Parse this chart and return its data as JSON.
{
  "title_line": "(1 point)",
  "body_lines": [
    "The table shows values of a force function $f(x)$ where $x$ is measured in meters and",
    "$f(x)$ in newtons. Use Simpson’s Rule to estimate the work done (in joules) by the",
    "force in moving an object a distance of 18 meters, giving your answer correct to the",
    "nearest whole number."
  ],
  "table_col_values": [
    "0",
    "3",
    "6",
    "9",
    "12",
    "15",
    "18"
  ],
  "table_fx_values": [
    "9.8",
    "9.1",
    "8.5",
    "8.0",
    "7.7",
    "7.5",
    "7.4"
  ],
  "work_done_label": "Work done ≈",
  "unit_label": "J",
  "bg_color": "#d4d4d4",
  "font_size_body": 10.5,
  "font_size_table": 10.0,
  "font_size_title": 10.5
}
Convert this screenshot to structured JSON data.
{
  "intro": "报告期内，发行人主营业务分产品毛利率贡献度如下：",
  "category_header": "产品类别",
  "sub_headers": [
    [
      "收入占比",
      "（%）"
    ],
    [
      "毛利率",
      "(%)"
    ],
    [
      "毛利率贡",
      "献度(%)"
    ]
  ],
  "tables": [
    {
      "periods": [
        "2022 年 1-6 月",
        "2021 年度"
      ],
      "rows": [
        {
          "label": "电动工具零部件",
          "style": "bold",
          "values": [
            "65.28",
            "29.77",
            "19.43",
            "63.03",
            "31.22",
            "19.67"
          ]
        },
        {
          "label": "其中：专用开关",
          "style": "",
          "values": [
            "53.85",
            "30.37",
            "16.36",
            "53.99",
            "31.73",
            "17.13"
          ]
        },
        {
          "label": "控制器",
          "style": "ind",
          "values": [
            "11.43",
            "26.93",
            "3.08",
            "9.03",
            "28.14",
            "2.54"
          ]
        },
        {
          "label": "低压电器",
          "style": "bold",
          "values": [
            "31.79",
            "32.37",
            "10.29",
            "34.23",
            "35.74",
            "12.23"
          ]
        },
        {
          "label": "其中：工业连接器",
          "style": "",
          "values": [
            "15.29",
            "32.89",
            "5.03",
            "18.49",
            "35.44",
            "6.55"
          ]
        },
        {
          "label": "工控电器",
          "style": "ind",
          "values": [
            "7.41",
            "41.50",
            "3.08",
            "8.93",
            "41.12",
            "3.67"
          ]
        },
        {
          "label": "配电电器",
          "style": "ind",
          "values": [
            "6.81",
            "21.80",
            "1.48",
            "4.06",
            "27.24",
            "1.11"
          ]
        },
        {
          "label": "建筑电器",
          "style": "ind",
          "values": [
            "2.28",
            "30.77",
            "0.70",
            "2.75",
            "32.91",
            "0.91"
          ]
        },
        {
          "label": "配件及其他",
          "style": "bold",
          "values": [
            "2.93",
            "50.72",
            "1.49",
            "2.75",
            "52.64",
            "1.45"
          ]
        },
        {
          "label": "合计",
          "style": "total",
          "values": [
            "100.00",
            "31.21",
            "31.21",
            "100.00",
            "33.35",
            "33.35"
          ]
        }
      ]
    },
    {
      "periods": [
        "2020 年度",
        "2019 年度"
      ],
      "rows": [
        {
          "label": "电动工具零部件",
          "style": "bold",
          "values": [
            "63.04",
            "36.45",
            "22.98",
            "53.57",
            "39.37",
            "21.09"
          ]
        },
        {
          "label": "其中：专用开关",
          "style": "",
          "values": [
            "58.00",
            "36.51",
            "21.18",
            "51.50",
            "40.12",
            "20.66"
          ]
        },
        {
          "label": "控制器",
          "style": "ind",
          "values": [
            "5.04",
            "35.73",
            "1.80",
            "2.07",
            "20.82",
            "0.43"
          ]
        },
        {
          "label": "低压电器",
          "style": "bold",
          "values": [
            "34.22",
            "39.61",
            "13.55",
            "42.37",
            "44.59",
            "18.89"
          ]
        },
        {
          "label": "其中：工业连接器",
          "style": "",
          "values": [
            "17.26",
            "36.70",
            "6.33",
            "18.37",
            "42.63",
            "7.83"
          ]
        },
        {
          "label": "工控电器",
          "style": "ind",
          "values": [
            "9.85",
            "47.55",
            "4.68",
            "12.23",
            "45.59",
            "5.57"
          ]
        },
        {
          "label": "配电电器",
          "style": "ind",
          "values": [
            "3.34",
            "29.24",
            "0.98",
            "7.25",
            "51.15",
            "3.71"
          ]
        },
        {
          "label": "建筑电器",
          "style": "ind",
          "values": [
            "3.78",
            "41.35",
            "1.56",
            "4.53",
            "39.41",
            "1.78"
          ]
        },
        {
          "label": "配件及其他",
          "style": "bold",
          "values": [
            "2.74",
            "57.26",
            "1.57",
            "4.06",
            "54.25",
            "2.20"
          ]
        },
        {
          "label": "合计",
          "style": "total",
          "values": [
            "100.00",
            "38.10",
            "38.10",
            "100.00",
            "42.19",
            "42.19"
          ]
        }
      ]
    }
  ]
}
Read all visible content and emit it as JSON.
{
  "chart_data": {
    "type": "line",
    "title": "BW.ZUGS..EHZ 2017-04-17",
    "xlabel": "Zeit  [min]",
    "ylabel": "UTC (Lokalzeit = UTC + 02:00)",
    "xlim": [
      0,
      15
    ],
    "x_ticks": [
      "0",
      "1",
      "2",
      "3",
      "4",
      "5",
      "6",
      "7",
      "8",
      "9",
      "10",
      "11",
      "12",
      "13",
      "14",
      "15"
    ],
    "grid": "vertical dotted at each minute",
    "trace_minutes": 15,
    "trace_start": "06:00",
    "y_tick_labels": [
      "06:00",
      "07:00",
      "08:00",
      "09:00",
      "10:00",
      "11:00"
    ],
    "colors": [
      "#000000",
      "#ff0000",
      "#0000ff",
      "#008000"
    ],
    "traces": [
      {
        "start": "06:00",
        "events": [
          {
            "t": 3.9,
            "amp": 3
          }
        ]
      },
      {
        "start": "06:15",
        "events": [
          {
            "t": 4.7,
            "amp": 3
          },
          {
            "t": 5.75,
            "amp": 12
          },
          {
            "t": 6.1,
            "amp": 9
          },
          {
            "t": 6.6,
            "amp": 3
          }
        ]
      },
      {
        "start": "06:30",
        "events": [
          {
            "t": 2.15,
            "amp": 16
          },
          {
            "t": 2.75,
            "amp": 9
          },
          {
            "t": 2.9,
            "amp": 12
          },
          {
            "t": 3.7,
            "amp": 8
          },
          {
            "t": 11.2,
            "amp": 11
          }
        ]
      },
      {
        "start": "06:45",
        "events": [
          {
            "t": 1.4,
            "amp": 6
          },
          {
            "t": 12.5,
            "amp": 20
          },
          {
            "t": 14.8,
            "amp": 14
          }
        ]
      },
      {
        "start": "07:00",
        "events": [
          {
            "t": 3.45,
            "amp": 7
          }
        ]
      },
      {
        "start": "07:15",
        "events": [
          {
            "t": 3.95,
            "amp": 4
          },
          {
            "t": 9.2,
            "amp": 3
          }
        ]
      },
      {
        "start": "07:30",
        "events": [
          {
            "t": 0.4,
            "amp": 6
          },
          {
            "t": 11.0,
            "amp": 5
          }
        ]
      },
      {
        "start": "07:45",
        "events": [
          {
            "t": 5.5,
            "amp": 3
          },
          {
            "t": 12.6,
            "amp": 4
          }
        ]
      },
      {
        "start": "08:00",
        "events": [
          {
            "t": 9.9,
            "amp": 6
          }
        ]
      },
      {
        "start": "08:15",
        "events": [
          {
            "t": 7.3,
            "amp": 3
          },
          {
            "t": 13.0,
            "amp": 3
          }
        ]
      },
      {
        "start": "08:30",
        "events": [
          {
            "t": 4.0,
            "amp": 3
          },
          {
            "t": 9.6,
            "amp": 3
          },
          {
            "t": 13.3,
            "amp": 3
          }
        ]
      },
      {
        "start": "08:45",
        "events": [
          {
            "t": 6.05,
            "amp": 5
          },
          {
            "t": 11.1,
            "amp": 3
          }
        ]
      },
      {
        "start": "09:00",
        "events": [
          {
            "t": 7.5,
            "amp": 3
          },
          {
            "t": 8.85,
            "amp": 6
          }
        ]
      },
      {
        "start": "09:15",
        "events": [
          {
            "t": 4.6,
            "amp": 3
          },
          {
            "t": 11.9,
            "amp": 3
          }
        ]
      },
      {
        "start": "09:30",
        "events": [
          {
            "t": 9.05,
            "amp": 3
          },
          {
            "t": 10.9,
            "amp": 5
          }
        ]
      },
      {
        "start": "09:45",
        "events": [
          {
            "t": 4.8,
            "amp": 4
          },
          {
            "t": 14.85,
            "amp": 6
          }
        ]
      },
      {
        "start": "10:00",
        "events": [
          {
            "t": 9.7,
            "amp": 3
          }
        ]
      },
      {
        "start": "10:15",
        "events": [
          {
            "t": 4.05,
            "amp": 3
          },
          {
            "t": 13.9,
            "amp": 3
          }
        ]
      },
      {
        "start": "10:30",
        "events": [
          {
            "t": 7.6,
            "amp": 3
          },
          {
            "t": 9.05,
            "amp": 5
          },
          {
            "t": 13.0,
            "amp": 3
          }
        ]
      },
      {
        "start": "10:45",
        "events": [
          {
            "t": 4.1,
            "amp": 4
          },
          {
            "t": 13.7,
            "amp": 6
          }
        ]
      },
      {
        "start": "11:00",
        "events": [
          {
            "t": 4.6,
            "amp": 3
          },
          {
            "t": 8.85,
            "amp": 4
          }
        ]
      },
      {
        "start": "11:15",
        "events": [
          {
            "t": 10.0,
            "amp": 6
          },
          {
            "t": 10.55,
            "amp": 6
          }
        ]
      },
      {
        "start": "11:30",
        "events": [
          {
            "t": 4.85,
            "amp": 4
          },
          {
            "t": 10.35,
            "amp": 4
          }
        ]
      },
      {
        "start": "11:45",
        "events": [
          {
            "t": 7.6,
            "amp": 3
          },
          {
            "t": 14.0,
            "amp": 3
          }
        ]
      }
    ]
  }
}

What is being asked: Answer with one number: how many lines in the listing hold "done".

Solution: 2